▶ Given task: Your task is to repeat the entries exactly. Leave the pictures out.

▶ Given records:
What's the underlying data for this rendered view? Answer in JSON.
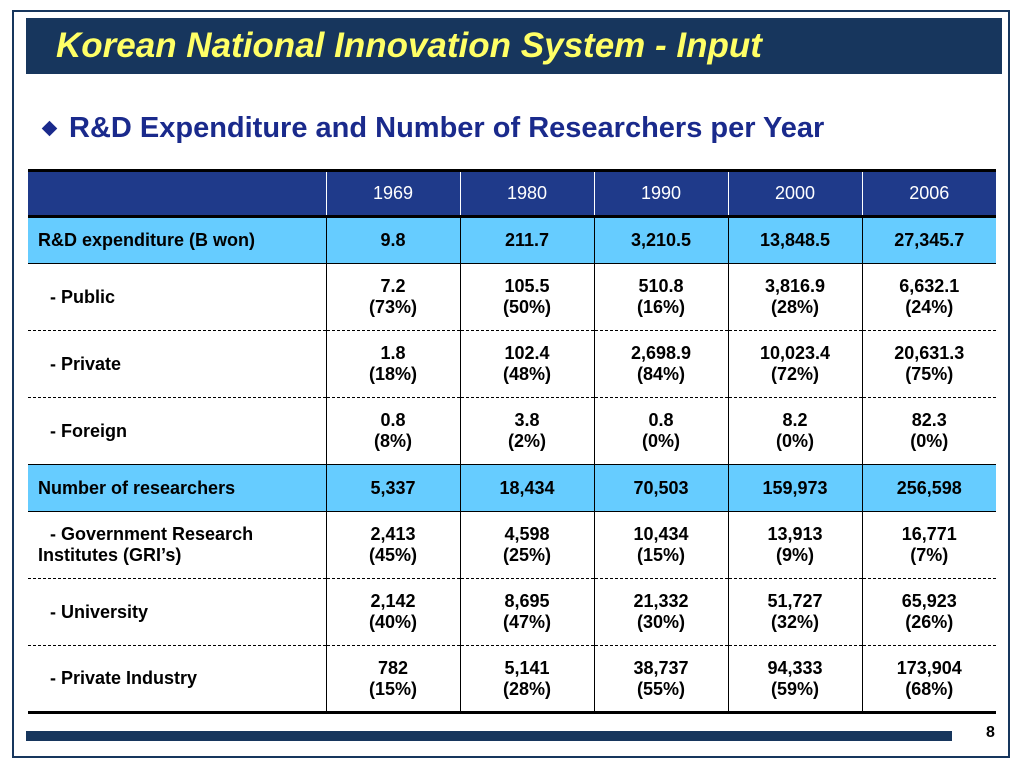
{
  "title": "Korean National Innovation System - Input",
  "subtitle": "R&D Expenditure and Number of Researchers per Year",
  "colors": {
    "navy": "#17365d",
    "title_yellow": "#ffff66",
    "header_blue": "#1f3a8a",
    "highlight": "#66ccff",
    "subtitle_blue": "#1a2a8c"
  },
  "table": {
    "header": [
      "",
      "1969",
      "1980",
      "1990",
      "2000",
      "2006"
    ],
    "rows": [
      {
        "label": "R&D expenditure (B won)",
        "style": "highlight",
        "cells": [
          {
            "v": "9.8",
            "p": ""
          },
          {
            "v": "211.7",
            "p": ""
          },
          {
            "v": "3,210.5",
            "p": ""
          },
          {
            "v": "13,848.5",
            "p": ""
          },
          {
            "v": "27,345.7",
            "p": ""
          }
        ]
      },
      {
        "label": "- Public",
        "style": "sub",
        "cells": [
          {
            "v": "7.2",
            "p": "(73%)"
          },
          {
            "v": "105.5",
            "p": "(50%)"
          },
          {
            "v": "510.8",
            "p": "(16%)"
          },
          {
            "v": "3,816.9",
            "p": "(28%)"
          },
          {
            "v": "6,632.1",
            "p": "(24%)"
          }
        ]
      },
      {
        "label": "- Private",
        "style": "sub",
        "cells": [
          {
            "v": "1.8",
            "p": "(18%)"
          },
          {
            "v": "102.4",
            "p": "(48%)"
          },
          {
            "v": "2,698.9",
            "p": "(84%)"
          },
          {
            "v": "10,023.4",
            "p": "(72%)"
          },
          {
            "v": "20,631.3",
            "p": "(75%)"
          }
        ]
      },
      {
        "label": "- Foreign",
        "style": "sub",
        "cells": [
          {
            "v": "0.8",
            "p": "(8%)"
          },
          {
            "v": "3.8",
            "p": "(2%)"
          },
          {
            "v": "0.8",
            "p": "(0%)"
          },
          {
            "v": "8.2",
            "p": "(0%)"
          },
          {
            "v": "82.3",
            "p": "(0%)"
          }
        ]
      },
      {
        "label": "Number of researchers",
        "style": "highlight",
        "cells": [
          {
            "v": "5,337",
            "p": ""
          },
          {
            "v": "18,434",
            "p": ""
          },
          {
            "v": "70,503",
            "p": ""
          },
          {
            "v": "159,973",
            "p": ""
          },
          {
            "v": "256,598",
            "p": ""
          }
        ]
      },
      {
        "label": "- Government Research Institutes (GRI’s)",
        "style": "sub",
        "cells": [
          {
            "v": "2,413",
            "p": "(45%)"
          },
          {
            "v": "4,598",
            "p": "(25%)"
          },
          {
            "v": "10,434",
            "p": "(15%)"
          },
          {
            "v": "13,913",
            "p": "(9%)"
          },
          {
            "v": "16,771",
            "p": "(7%)"
          }
        ]
      },
      {
        "label": "- University",
        "style": "sub",
        "cells": [
          {
            "v": "2,142",
            "p": "(40%)"
          },
          {
            "v": "8,695",
            "p": "(47%)"
          },
          {
            "v": "21,332",
            "p": "(30%)"
          },
          {
            "v": "51,727",
            "p": "(32%)"
          },
          {
            "v": "65,923",
            "p": "(26%)"
          }
        ]
      },
      {
        "label": "- Private Industry",
        "style": "sub",
        "cells": [
          {
            "v": "782",
            "p": "(15%)"
          },
          {
            "v": "5,141",
            "p": "(28%)"
          },
          {
            "v": "38,737",
            "p": "(55%)"
          },
          {
            "v": "94,333",
            "p": "(59%)"
          },
          {
            "v": "173,904",
            "p": "(68%)"
          }
        ]
      }
    ]
  },
  "page_number": "8"
}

▶ Answer for the task:
What's the underlying data for this rendered view? Answer in JSON.
{
  "title": "Korean National Innovation System - Input",
  "subtitle": "R&D Expenditure and Number of Researchers per Year",
  "colors": {
    "navy": "#17365d",
    "title_yellow": "#ffff66",
    "header_blue": "#1f3a8a",
    "highlight": "#66ccff",
    "subtitle_blue": "#1a2a8c"
  },
  "table": {
    "header": [
      "",
      "1969",
      "1980",
      "1990",
      "2000",
      "2006"
    ],
    "rows": [
      {
        "label": "R&D expenditure (B won)",
        "style": "highlight",
        "cells": [
          {
            "v": "9.8",
            "p": ""
          },
          {
            "v": "211.7",
            "p": ""
          },
          {
            "v": "3,210.5",
            "p": ""
          },
          {
            "v": "13,848.5",
            "p": ""
          },
          {
            "v": "27,345.7",
            "p": ""
          }
        ]
      },
      {
        "label": "- Public",
        "style": "sub",
        "cells": [
          {
            "v": "7.2",
            "p": "(73%)"
          },
          {
            "v": "105.5",
            "p": "(50%)"
          },
          {
            "v": "510.8",
            "p": "(16%)"
          },
          {
            "v": "3,816.9",
            "p": "(28%)"
          },
          {
            "v": "6,632.1",
            "p": "(24%)"
          }
        ]
      },
      {
        "label": "- Private",
        "style": "sub",
        "cells": [
          {
            "v": "1.8",
            "p": "(18%)"
          },
          {
            "v": "102.4",
            "p": "(48%)"
          },
          {
            "v": "2,698.9",
            "p": "(84%)"
          },
          {
            "v": "10,023.4",
            "p": "(72%)"
          },
          {
            "v": "20,631.3",
            "p": "(75%)"
          }
        ]
      },
      {
        "label": "- Foreign",
        "style": "sub",
        "cells": [
          {
            "v": "0.8",
            "p": "(8%)"
          },
          {
            "v": "3.8",
            "p": "(2%)"
          },
          {
            "v": "0.8",
            "p": "(0%)"
          },
          {
            "v": "8.2",
            "p": "(0%)"
          },
          {
            "v": "82.3",
            "p": "(0%)"
          }
        ]
      },
      {
        "label": "Number of researchers",
        "style": "highlight",
        "cells": [
          {
            "v": "5,337",
            "p": ""
          },
          {
            "v": "18,434",
            "p": ""
          },
          {
            "v": "70,503",
            "p": ""
          },
          {
            "v": "159,973",
            "p": ""
          },
          {
            "v": "256,598",
            "p": ""
          }
        ]
      },
      {
        "label": "- Government Research Institutes (GRI’s)",
        "style": "sub",
        "cells": [
          {
            "v": "2,413",
            "p": "(45%)"
          },
          {
            "v": "4,598",
            "p": "(25%)"
          },
          {
            "v": "10,434",
            "p": "(15%)"
          },
          {
            "v": "13,913",
            "p": "(9%)"
          },
          {
            "v": "16,771",
            "p": "(7%)"
          }
        ]
      },
      {
        "label": "- University",
        "style": "sub",
        "cells": [
          {
            "v": "2,142",
            "p": "(40%)"
          },
          {
            "v": "8,695",
            "p": "(47%)"
          },
          {
            "v": "21,332",
            "p": "(30%)"
          },
          {
            "v": "51,727",
            "p": "(32%)"
          },
          {
            "v": "65,923",
            "p": "(26%)"
          }
        ]
      },
      {
        "label": "- Private Industry",
        "style": "sub",
        "cells": [
          {
            "v": "782",
            "p": "(15%)"
          },
          {
            "v": "5,141",
            "p": "(28%)"
          },
          {
            "v": "38,737",
            "p": "(55%)"
          },
          {
            "v": "94,333",
            "p": "(59%)"
          },
          {
            "v": "173,904",
            "p": "(68%)"
          }
        ]
      }
    ]
  },
  "page_number": "8"
}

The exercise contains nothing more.